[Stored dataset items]
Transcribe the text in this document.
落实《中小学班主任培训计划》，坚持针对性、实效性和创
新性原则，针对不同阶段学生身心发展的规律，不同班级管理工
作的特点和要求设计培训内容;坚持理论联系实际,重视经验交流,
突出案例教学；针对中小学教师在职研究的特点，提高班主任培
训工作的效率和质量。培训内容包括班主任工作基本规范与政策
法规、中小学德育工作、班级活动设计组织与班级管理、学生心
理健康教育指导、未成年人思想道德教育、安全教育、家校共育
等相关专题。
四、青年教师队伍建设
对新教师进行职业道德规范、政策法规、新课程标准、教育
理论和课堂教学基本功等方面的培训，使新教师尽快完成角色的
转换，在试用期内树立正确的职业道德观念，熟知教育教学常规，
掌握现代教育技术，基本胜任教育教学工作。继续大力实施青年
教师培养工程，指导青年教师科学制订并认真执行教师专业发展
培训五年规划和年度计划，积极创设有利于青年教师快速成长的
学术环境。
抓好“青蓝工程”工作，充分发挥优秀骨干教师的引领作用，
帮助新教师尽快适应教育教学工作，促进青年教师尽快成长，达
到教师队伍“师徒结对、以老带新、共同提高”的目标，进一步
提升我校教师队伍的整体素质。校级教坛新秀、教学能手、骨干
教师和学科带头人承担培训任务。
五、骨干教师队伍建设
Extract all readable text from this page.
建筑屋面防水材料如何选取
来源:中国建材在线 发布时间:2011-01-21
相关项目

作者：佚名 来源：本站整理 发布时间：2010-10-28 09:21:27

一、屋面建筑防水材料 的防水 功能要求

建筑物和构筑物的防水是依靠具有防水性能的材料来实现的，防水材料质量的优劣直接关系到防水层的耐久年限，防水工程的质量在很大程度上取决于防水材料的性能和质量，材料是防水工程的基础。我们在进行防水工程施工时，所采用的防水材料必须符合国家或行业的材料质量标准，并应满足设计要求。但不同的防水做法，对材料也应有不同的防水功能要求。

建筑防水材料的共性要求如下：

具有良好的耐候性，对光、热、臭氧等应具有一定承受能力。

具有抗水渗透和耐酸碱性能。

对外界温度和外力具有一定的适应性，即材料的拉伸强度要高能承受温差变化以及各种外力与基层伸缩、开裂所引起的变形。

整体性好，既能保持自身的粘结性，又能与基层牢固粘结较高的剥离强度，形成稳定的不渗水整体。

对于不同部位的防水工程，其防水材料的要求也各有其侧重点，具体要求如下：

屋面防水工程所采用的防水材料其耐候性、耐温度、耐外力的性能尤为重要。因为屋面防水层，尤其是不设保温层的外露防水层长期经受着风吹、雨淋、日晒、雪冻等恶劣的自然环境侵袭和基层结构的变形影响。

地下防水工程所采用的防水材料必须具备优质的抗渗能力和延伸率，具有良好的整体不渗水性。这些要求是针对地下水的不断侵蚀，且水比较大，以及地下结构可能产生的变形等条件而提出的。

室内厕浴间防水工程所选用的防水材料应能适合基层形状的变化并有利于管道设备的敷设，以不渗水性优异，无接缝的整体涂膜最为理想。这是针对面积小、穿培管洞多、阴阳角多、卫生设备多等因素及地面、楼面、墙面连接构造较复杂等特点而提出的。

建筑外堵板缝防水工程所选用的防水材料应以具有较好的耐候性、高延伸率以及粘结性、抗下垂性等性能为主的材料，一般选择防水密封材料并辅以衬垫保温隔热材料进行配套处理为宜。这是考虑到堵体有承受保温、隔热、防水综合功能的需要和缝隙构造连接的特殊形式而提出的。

▶ Problem to work on
Quote, without alteration, the final stretch of the entries: the line with "Extract all readable text from this page." onward to the last line.

▶ Problem solution
Extract all readable text from this page.
建筑屋面防水材料如何选取
来源:中国建材在线 发布时间:2011-01-21
相关项目

作者：佚名 来源：本站整理 发布时间：2010-10-28 09:21:27

一、屋面建筑防水材料 的防水 功能要求

建筑物和构筑物的防水是依靠具有防水性能的材料来实现的，防水材料质量的优劣直接关系到防水层的耐久年限，防水工程的质量在很大程度上取决于防水材料的性能和质量，材料是防水工程的基础。我们在进行防水工程施工时，所采用的防水材料必须符合国家或行业的材料质量标准，并应满足设计要求。但不同的防水做法，对材料也应有不同的防水功能要求。

建筑防水材料的共性要求如下：

具有良好的耐候性，对光、热、臭氧等应具有一定承受能力。

具有抗水渗透和耐酸碱性能。

对外界温度和外力具有一定的适应性，即材料的拉伸强度要高能承受温差变化以及各种外力与基层伸缩、开裂所引起的变形。

整体性好，既能保持自身的粘结性，又能与基层牢固粘结较高的剥离强度，形成稳定的不渗水整体。

对于不同部位的防水工程，其防水材料的要求也各有其侧重点，具体要求如下：

屋面防水工程所采用的防水材料其耐候性、耐温度、耐外力的性能尤为重要。因为屋面防水层，尤其是不设保温层的外露防水层长期经受着风吹、雨淋、日晒、雪冻等恶劣的自然环境侵袭和基层结构的变形影响。

地下防水工程所采用的防水材料必须具备优质的抗渗能力和延伸率，具有良好的整体不渗水性。这些要求是针对地下水的不断侵蚀，且水比较大，以及地下结构可能产生的变形等条件而提出的。

室内厕浴间防水工程所选用的防水材料应能适合基层形状的变化并有利于管道设备的敷设，以不渗水性优异，无接缝的整体涂膜最为理想。这是针对面积小、穿培管洞多、阴阳角多、卫生设备多等因素及地面、楼面、墙面连接构造较复杂等特点而提出的。

建筑外堵板缝防水工程所选用的防水材料应以具有较好的耐候性、高延伸率以及粘结性、抗下垂性等性能为主的材料，一般选择防水密封材料并辅以衬垫保温隔热材料进行配套处理为宜。这是考虑到堵体有承受保温、隔热、防水综合功能的需要和缝隙构造连接的特殊形式而提出的。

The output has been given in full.